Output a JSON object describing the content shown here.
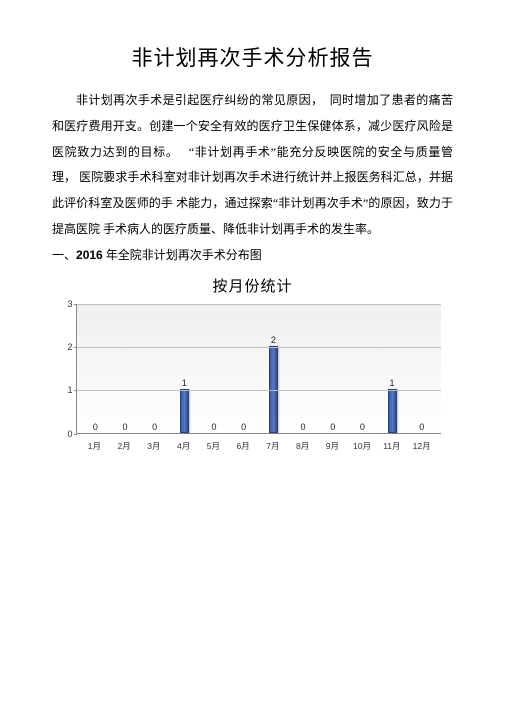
{
  "title": "非计划再次手术分析报告",
  "paragraph": "非计划再次手术是引起医疗纠纷的常见原因，　同时增加了患者的痛苦和医疗费用开支。创建一个安全有效的医疗卫生保健体系，减少医疗风险是医院致力达到的目标。　 “非计划再手术”能充分反映医院的安全与质量管理， 医院要求手术科室对非计划再次手术进行统计并上报医务科汇总，并据此评价科室及医师的手 术能力，通过探索“非计划再次手术”的原因，致力于提高医院 手术病人的医疗质量、降低非计划再手术的发生率。",
  "section_prefix": "一、",
  "section_year": "2016",
  "section_rest": " 年全院非计划再次手术分布图",
  "chart": {
    "title": "按月份统计",
    "ylim": [
      0,
      3
    ],
    "yticks": [
      0,
      1,
      2,
      3
    ],
    "categories": [
      "1月",
      "2月",
      "3月",
      "4月",
      "5月",
      "6月",
      "7月",
      "8月",
      "9月",
      "10月",
      "11月",
      "12月"
    ],
    "values": [
      0,
      0,
      0,
      1,
      0,
      0,
      2,
      0,
      0,
      0,
      1,
      0
    ],
    "bar_color": "#4165ae",
    "bg_top": "#f0efef",
    "bg_bottom": "#ffffff",
    "grid_color": "#bfbfbf",
    "axis_color": "#888888"
  }
}
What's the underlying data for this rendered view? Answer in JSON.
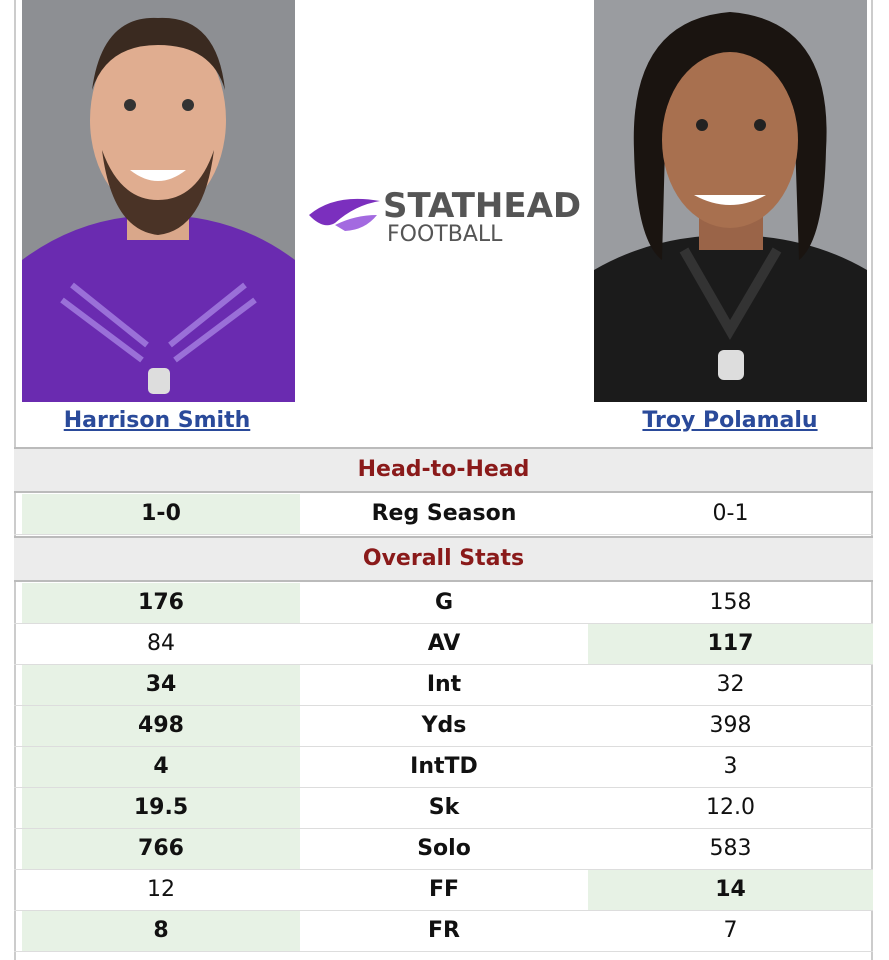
{
  "players": [
    {
      "name": "Harrison Smith"
    },
    {
      "name": "Troy Polamalu"
    }
  ],
  "logo": {
    "brand": "STATHEAD",
    "sport": "FOOTBALL"
  },
  "sections": [
    {
      "title": "Head-to-Head",
      "rows": [
        {
          "cells": [
            "1-0",
            "Reg Season",
            "0-1"
          ],
          "highlight": "left"
        }
      ]
    },
    {
      "title": "Overall Stats",
      "rows": [
        {
          "cells": [
            "176",
            "G",
            "158"
          ],
          "highlight": "left"
        },
        {
          "cells": [
            "84",
            "AV",
            "117"
          ],
          "highlight": "right"
        },
        {
          "cells": [
            "34",
            "Int",
            "32"
          ],
          "highlight": "left"
        },
        {
          "cells": [
            "498",
            "Yds",
            "398"
          ],
          "highlight": "left"
        },
        {
          "cells": [
            "4",
            "IntTD",
            "3"
          ],
          "highlight": "left"
        },
        {
          "cells": [
            "19.5",
            "Sk",
            "12.0"
          ],
          "highlight": "left"
        },
        {
          "cells": [
            "766",
            "Solo",
            "583"
          ],
          "highlight": "left"
        },
        {
          "cells": [
            "12",
            "FF",
            "14"
          ],
          "highlight": "right"
        },
        {
          "cells": [
            "8",
            "FR",
            "7"
          ],
          "highlight": "left"
        }
      ]
    }
  ]
}
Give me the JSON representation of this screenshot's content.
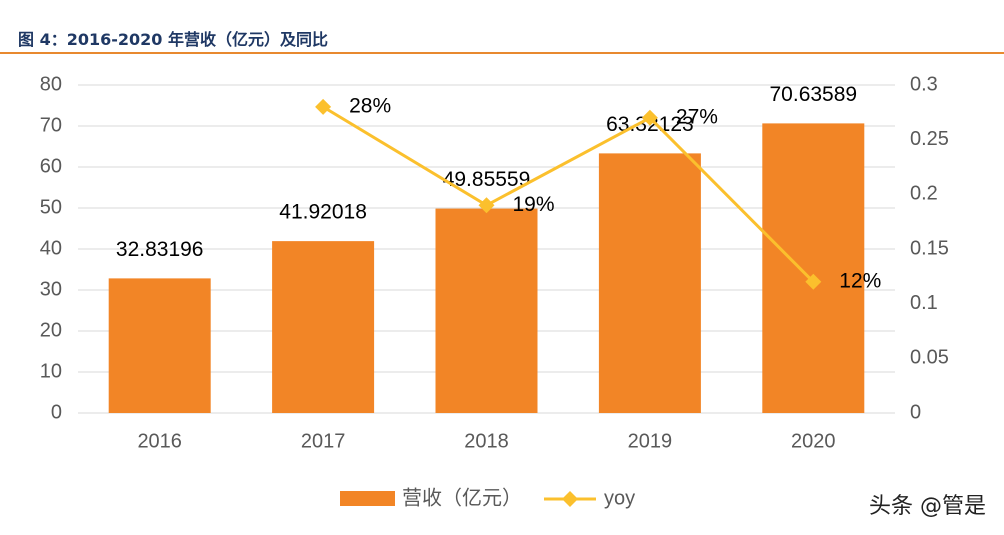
{
  "chart_data": {
    "type": "bar-line",
    "title": "图 4：2016-2020 年营收（亿元）及同比",
    "categories": [
      "2016",
      "2017",
      "2018",
      "2019",
      "2020"
    ],
    "series": [
      {
        "name": "营收（亿元）",
        "color": "#f28526",
        "values": [
          32.83196,
          41.92018,
          49.85559,
          63.32123,
          70.63589
        ]
      },
      {
        "name": "yoy",
        "color": "#fbc02d",
        "axis": "y2",
        "values": [
          null,
          0.28,
          0.19,
          0.27,
          0.12
        ],
        "value_labels": [
          null,
          "28%",
          "19%",
          "27%",
          "12%"
        ]
      }
    ],
    "ylim": [
      0,
      80
    ],
    "yticks": [
      0,
      10,
      20,
      30,
      40,
      50,
      60,
      70,
      80
    ],
    "y2lim": [
      0,
      0.3
    ],
    "y2ticks": [
      0,
      0.05,
      0.1,
      0.15,
      0.2,
      0.25,
      0.3
    ],
    "grid": true,
    "legend": "bottom",
    "watermark": "头条 @管是"
  }
}
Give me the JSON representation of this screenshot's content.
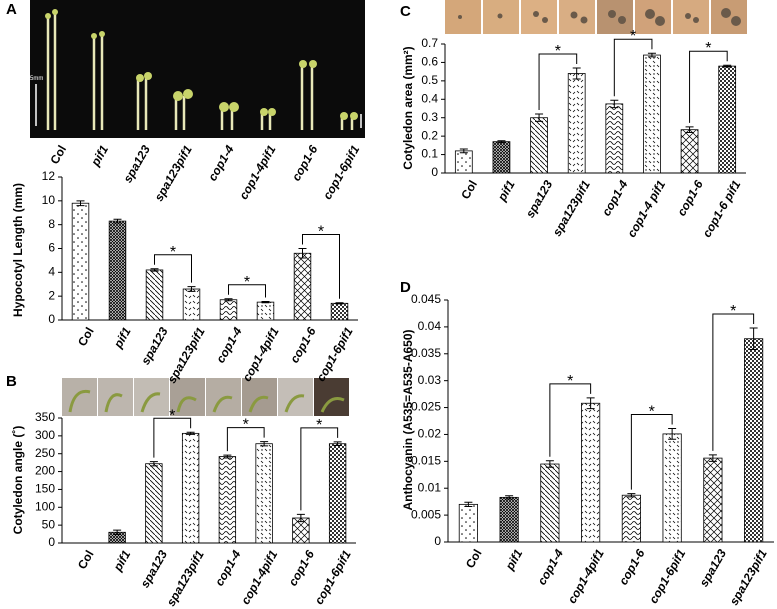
{
  "chart_data": [
    {
      "type": "bar",
      "panel": "A",
      "y_label": "Hypocotyl Length (mm)",
      "image_scale_label": "5mm",
      "categories": [
        "Col",
        "pif1",
        "spa123",
        "spa123pif1",
        "cop1-4",
        "cop1-4pif1",
        "cop1-6",
        "cop1-6pif1"
      ],
      "values": [
        9.8,
        8.3,
        4.2,
        2.6,
        1.7,
        1.5,
        5.6,
        1.4
      ],
      "errors": [
        0.2,
        0.15,
        0.1,
        0.2,
        0.08,
        0.05,
        0.4,
        0.05
      ],
      "ylim": [
        0,
        12
      ],
      "yticks": [
        0,
        2,
        4,
        6,
        8,
        10,
        12
      ],
      "annotations": [
        {
          "label": "*",
          "between": [
            "spa123",
            "spa123pif1"
          ]
        },
        {
          "label": "*",
          "between": [
            "cop1-4",
            "cop1-4pif1"
          ]
        },
        {
          "label": "*",
          "between": [
            "cop1-6",
            "cop1-6pif1"
          ]
        }
      ]
    },
    {
      "type": "bar",
      "panel": "B",
      "y_label": "Cotyledon angle (˚)",
      "categories": [
        "Col",
        "pif1",
        "spa123",
        "spa123pif1",
        "cop1-4",
        "cop1-4pif1",
        "cop1-6",
        "cop1-6pif1"
      ],
      "values": [
        0,
        30,
        222,
        307,
        242,
        278,
        70,
        278
      ],
      "errors": [
        0,
        6,
        6,
        3,
        4,
        6,
        10,
        5
      ],
      "ylim": [
        0,
        350
      ],
      "yticks": [
        0,
        50,
        100,
        150,
        200,
        250,
        300,
        350
      ],
      "annotations": [
        {
          "label": "*",
          "between": [
            "spa123",
            "spa123pif1"
          ]
        },
        {
          "label": "*",
          "between": [
            "cop1-4",
            "cop1-4pif1"
          ]
        },
        {
          "label": "*",
          "between": [
            "cop1-6",
            "cop1-6pif1"
          ]
        }
      ]
    },
    {
      "type": "bar",
      "panel": "C",
      "y_label": "Cotyledon area (mm²)",
      "categories": [
        "Col",
        "pif1",
        "spa123",
        "spa123pif1",
        "cop1-4",
        "cop1-4 pif1",
        "cop1-6",
        "cop1-6 pif1"
      ],
      "values": [
        0.12,
        0.17,
        0.3,
        0.54,
        0.375,
        0.64,
        0.235,
        0.58
      ],
      "errors": [
        0.01,
        0.005,
        0.02,
        0.03,
        0.02,
        0.01,
        0.015,
        0.005
      ],
      "ylim": [
        0,
        0.7
      ],
      "yticks": [
        0,
        0.1,
        0.2,
        0.3,
        0.4,
        0.5,
        0.6,
        0.7
      ],
      "annotations": [
        {
          "label": "*",
          "between": [
            "spa123",
            "spa123pif1"
          ]
        },
        {
          "label": "*",
          "between": [
            "cop1-4",
            "cop1-4 pif1"
          ]
        },
        {
          "label": "*",
          "between": [
            "cop1-6",
            "cop1-6 pif1"
          ]
        }
      ]
    },
    {
      "type": "bar",
      "panel": "D",
      "y_label": "Anthocyanin (A535=A535-A650)",
      "categories": [
        "Col",
        "pif1",
        "cop1-4",
        "cop1-4pif1",
        "cop1-6",
        "cop1-6pif1",
        "spa123",
        "spa123pif1"
      ],
      "values": [
        0.007,
        0.0083,
        0.0145,
        0.0258,
        0.0087,
        0.0201,
        0.0156,
        0.0378
      ],
      "errors": [
        0.0004,
        0.0003,
        0.0006,
        0.001,
        0.0003,
        0.001,
        0.0006,
        0.002
      ],
      "ylim": [
        0,
        0.045
      ],
      "yticks": [
        0,
        0.005,
        0.01,
        0.015,
        0.02,
        0.025,
        0.03,
        0.035,
        0.04,
        0.045
      ],
      "annotations": [
        {
          "label": "*",
          "between": [
            "cop1-4",
            "cop1-4pif1"
          ]
        },
        {
          "label": "*",
          "between": [
            "cop1-6",
            "cop1-6pif1"
          ]
        },
        {
          "label": "*",
          "between": [
            "spa123",
            "spa123pif1"
          ]
        }
      ]
    }
  ]
}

## Given request:
Only lines with "name" are wanted here; list each of them.

## Solution to the exercise:
      "name": "Harrison Smith"
      "name": "Troy Polamalu"
        "name": "营收（亿元）",
        "name": "yoy",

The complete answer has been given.